OBJECTIVE.
Only the lines from the one with "Parse this screenshot: output" to the end of the data below should be given again, exactly, with both ends included and pictures omitted.
── DATA RECORDS
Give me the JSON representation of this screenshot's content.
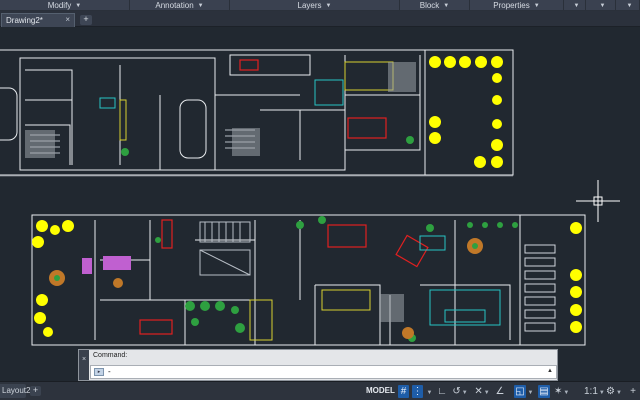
{
  "ribbon": {
    "panels": [
      {
        "label": "Modify"
      },
      {
        "label": "Annotation"
      },
      {
        "label": "Layers"
      },
      {
        "label": "Block"
      },
      {
        "label": "Properties"
      },
      {
        "label": ""
      },
      {
        "label": ""
      },
      {
        "label": ""
      }
    ]
  },
  "file_tabs": {
    "active": "Drawing2*",
    "close_glyph": "×",
    "new_tab_glyph": "+"
  },
  "command_line": {
    "label": "Command:",
    "prompt": "-",
    "icon": "command-prompt-icon",
    "side_close_glyph": "×"
  },
  "status_bar": {
    "layout_tab": "Layout2",
    "layout_add_glyph": "+",
    "model": "MODEL"
  },
  "colors": {
    "background": "#212830",
    "ribbon": "#3a4150",
    "walls": "#e9ecef",
    "trees": "#ffff00",
    "furniture_red": "#e02020",
    "furniture_green": "#2ea040",
    "furniture_cyan": "#27c4c4",
    "furniture_magenta": "#c060d0",
    "furniture_orange": "#c07828",
    "status_active": "#1e5da8"
  }
}
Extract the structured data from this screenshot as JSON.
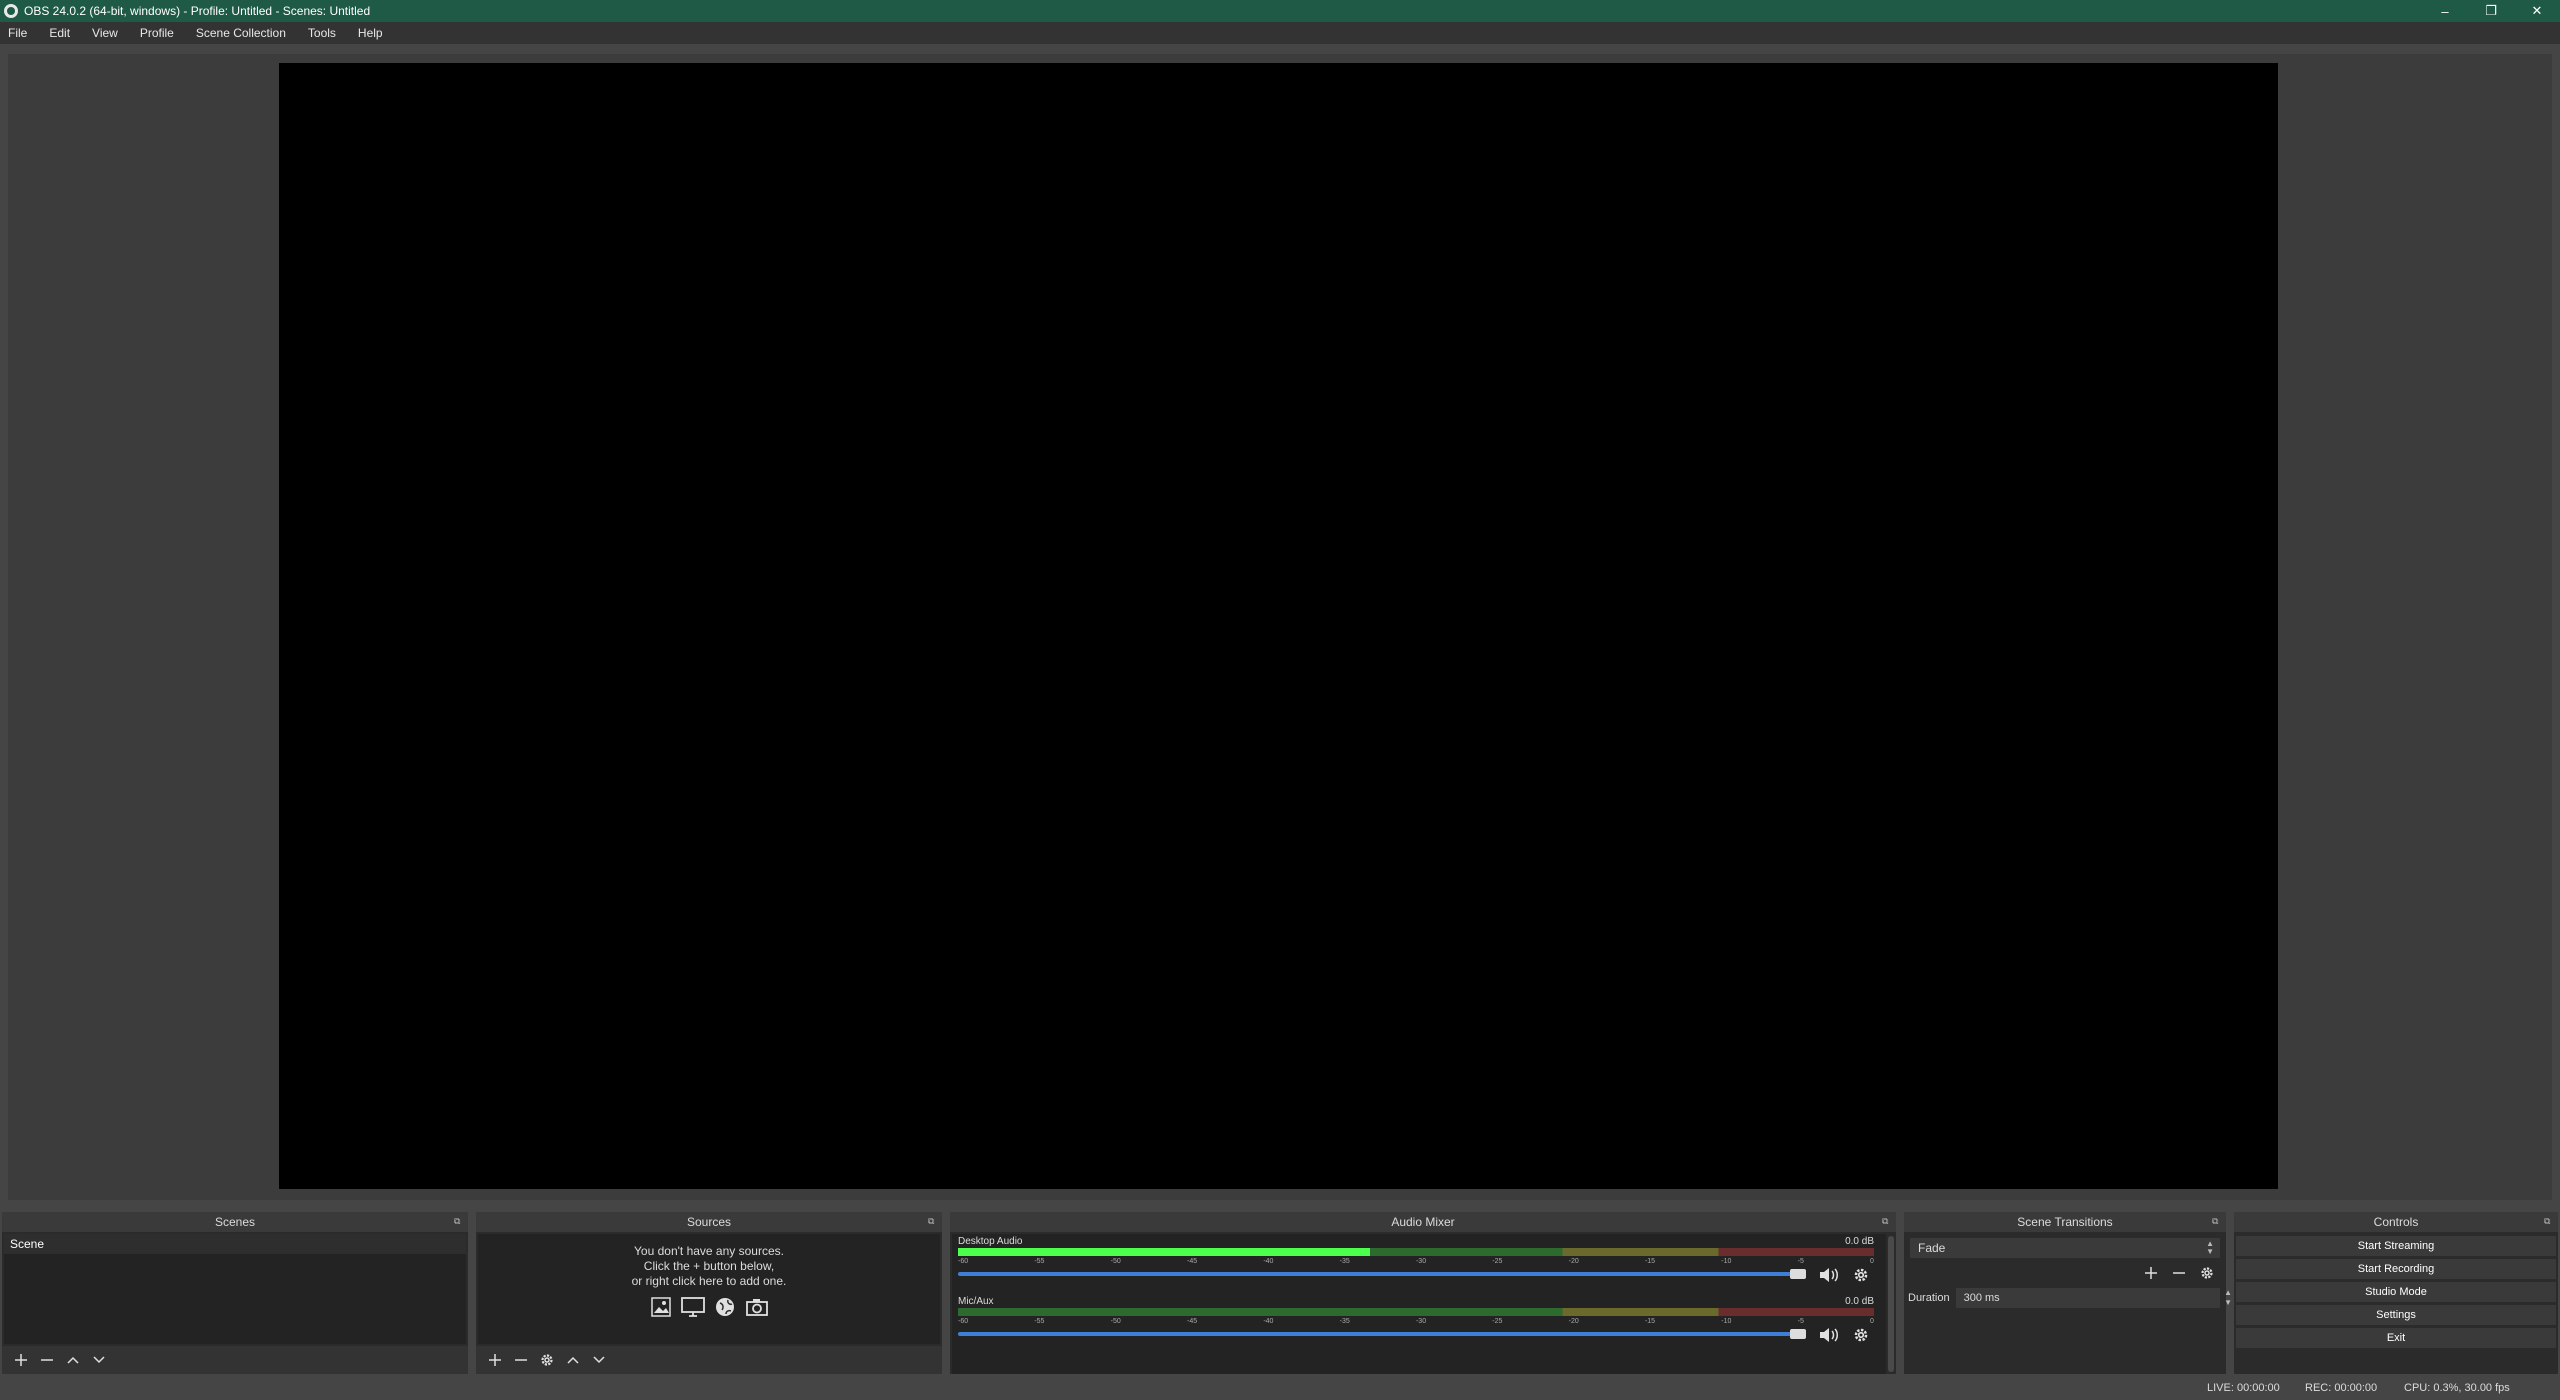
{
  "window": {
    "title": "OBS 24.0.2 (64-bit, windows) - Profile: Untitled - Scenes: Untitled",
    "controls": [
      "–",
      "❐",
      "✕"
    ]
  },
  "menu": [
    "File",
    "Edit",
    "View",
    "Profile",
    "Scene Collection",
    "Tools",
    "Help"
  ],
  "scenes": {
    "title": "Scenes",
    "items": [
      "Scene"
    ]
  },
  "sources": {
    "title": "Sources",
    "empty_line1": "You don't have any sources.",
    "empty_line2": "Click the + button below,",
    "empty_line3": "or right click here to add one."
  },
  "mixer": {
    "title": "Audio Mixer",
    "ticks": [
      "-60",
      "-55",
      "-50",
      "-45",
      "-40",
      "-35",
      "-30",
      "-25",
      "-20",
      "-15",
      "-10",
      "-5",
      "0"
    ],
    "channels": [
      {
        "name": "Desktop Audio",
        "db": "0.0 dB",
        "level": 0.45,
        "volume": 1.0
      },
      {
        "name": "Mic/Aux",
        "db": "0.0 dB",
        "level": 0.0,
        "volume": 1.0
      }
    ]
  },
  "transitions": {
    "title": "Scene Transitions",
    "selected": "Fade",
    "duration_label": "Duration",
    "duration_value": "300 ms"
  },
  "controls": {
    "title": "Controls",
    "buttons": [
      "Start Streaming",
      "Start Recording",
      "Studio Mode",
      "Settings",
      "Exit"
    ]
  },
  "status": {
    "live": "LIVE: 00:00:00",
    "rec": "REC: 00:00:00",
    "cpu": "CPU: 0.3%, 30.00 fps"
  },
  "colors": {
    "titlebar": "#1f5a46",
    "volume_slider": "#3d80d6",
    "meter_green": "#4cff4c"
  }
}
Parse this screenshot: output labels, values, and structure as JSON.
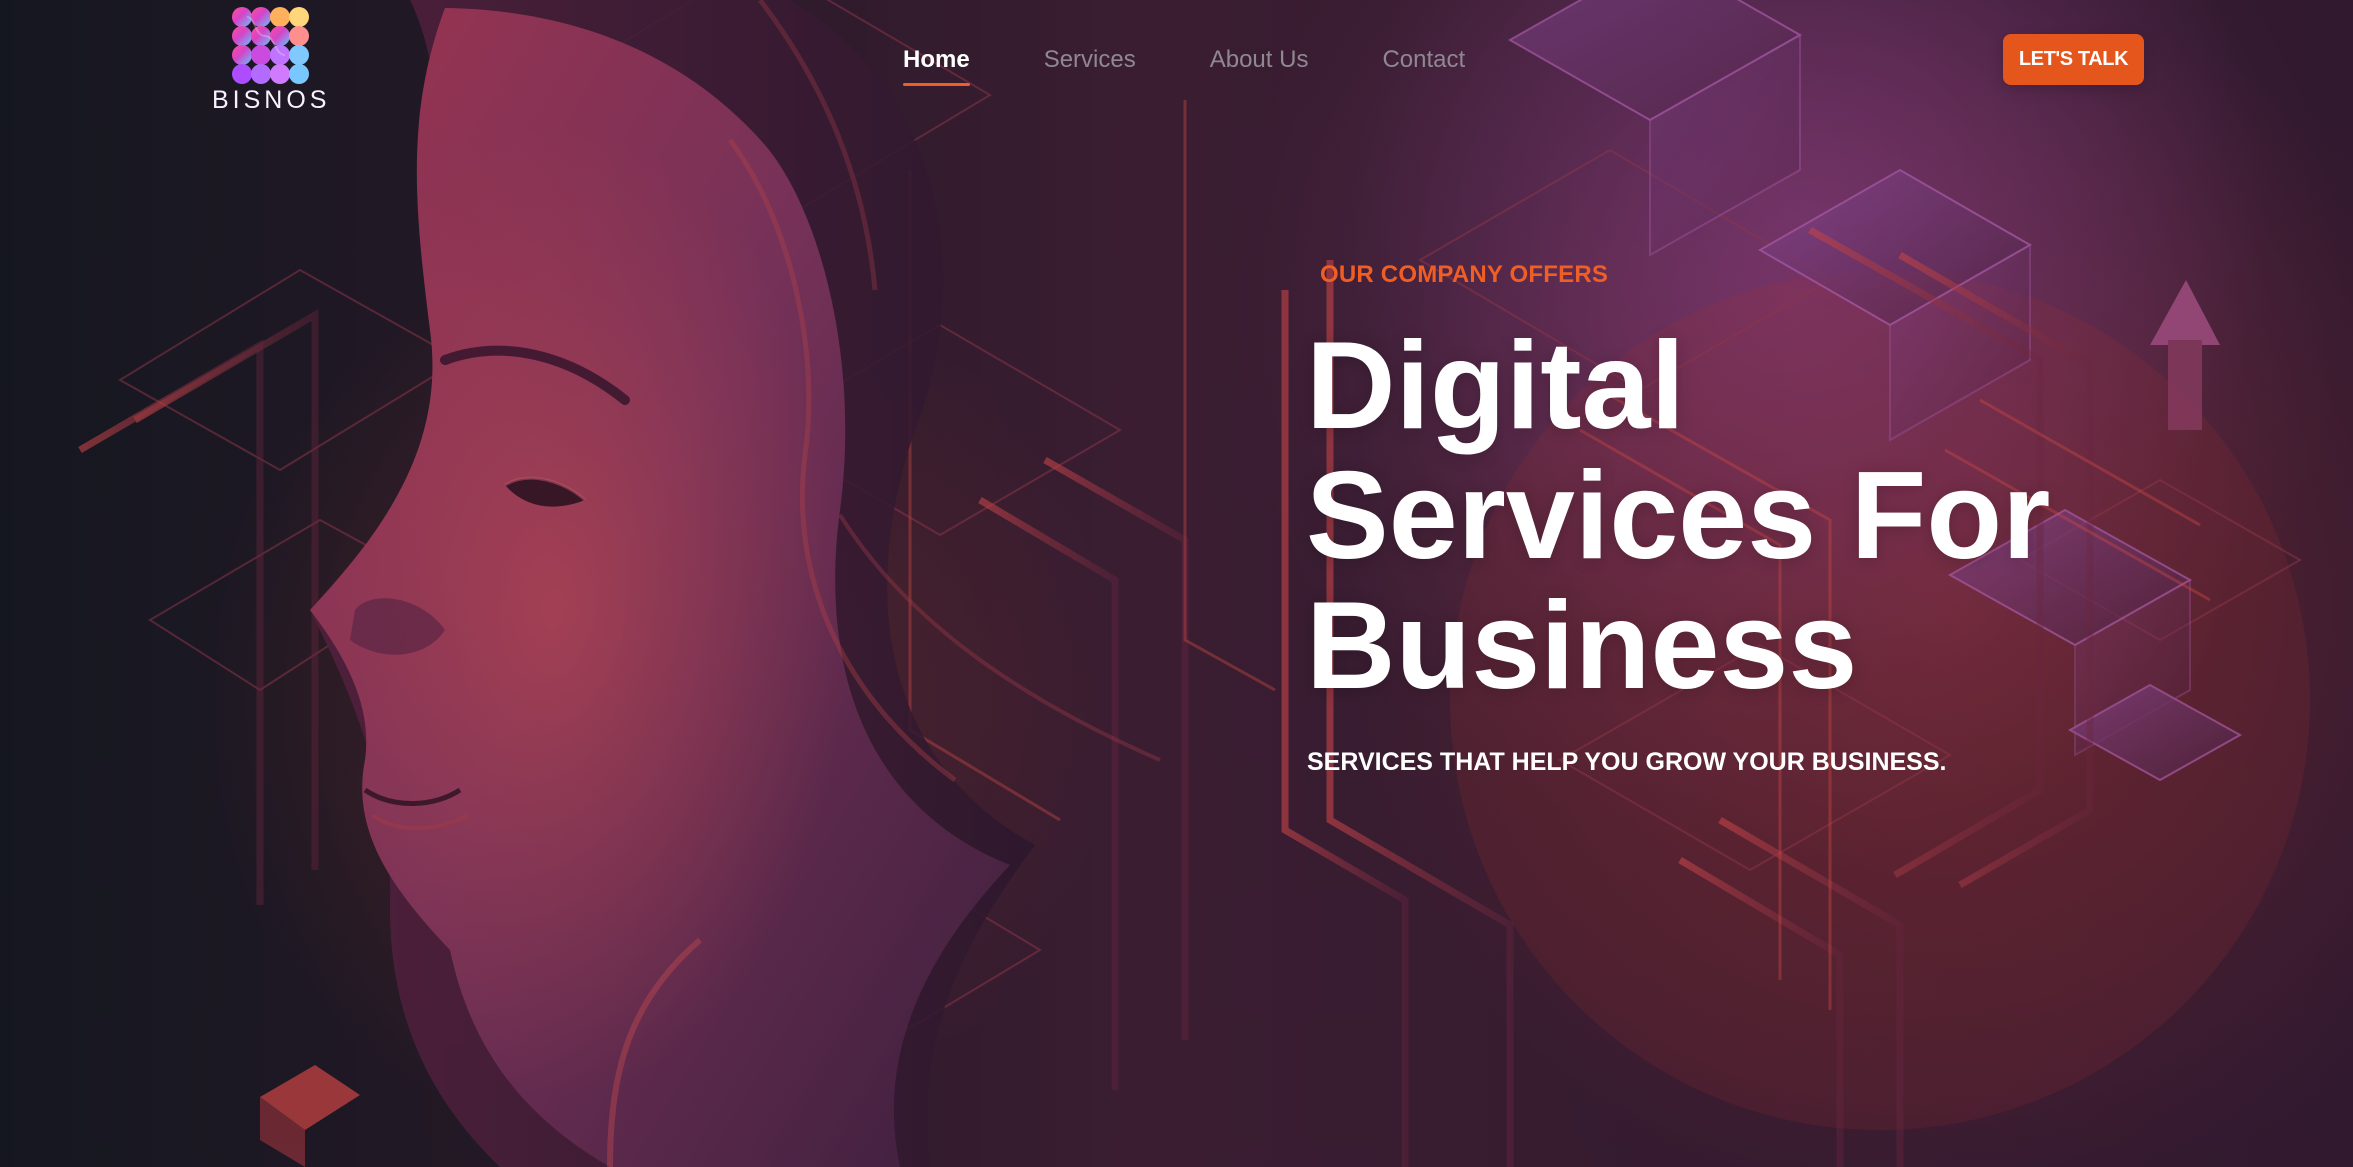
{
  "brand": {
    "logo_text": "BISNOS",
    "icon": "bisnos-logo-icon"
  },
  "navigation": {
    "items": [
      {
        "label": "Home",
        "state": "active"
      },
      {
        "label": "Services",
        "state": "inactive"
      },
      {
        "label": "About Us",
        "state": "inactive"
      },
      {
        "label": "Contact",
        "state": "inactive"
      }
    ]
  },
  "header": {
    "cta_label": "LET'S TALK"
  },
  "hero": {
    "eyebrow": "OUR COMPANY OFFERS",
    "headline": {
      "line_1": "Digital",
      "line_2": "Services For",
      "line_3": "Business"
    },
    "subtitle": "SERVICES THAT HELP YOU GROW YOUR BUSINESS."
  },
  "colors": {
    "accent": "#E5561D",
    "headline": "#FFFFFF",
    "nav_inactive": "#8F8791",
    "background": "#2A1A2B"
  }
}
────
WRITTEN SOLUTION.
Parse this screenshot: output labels, values, and structure as JSON.
{
  "brand": {
    "logo_text": "BISNOS",
    "icon": "bisnos-logo-icon"
  },
  "navigation": {
    "items": [
      {
        "label": "Home",
        "state": "active"
      },
      {
        "label": "Services",
        "state": "inactive"
      },
      {
        "label": "About Us",
        "state": "inactive"
      },
      {
        "label": "Contact",
        "state": "inactive"
      }
    ]
  },
  "header": {
    "cta_label": "LET'S TALK"
  },
  "hero": {
    "eyebrow": "OUR COMPANY OFFERS",
    "headline": {
      "line_1": "Digital",
      "line_2": "Services For",
      "line_3": "Business"
    },
    "subtitle": "SERVICES THAT HELP YOU GROW YOUR BUSINESS."
  },
  "colors": {
    "accent": "#E5561D",
    "headline": "#FFFFFF",
    "nav_inactive": "#8F8791",
    "background": "#2A1A2B"
  }
}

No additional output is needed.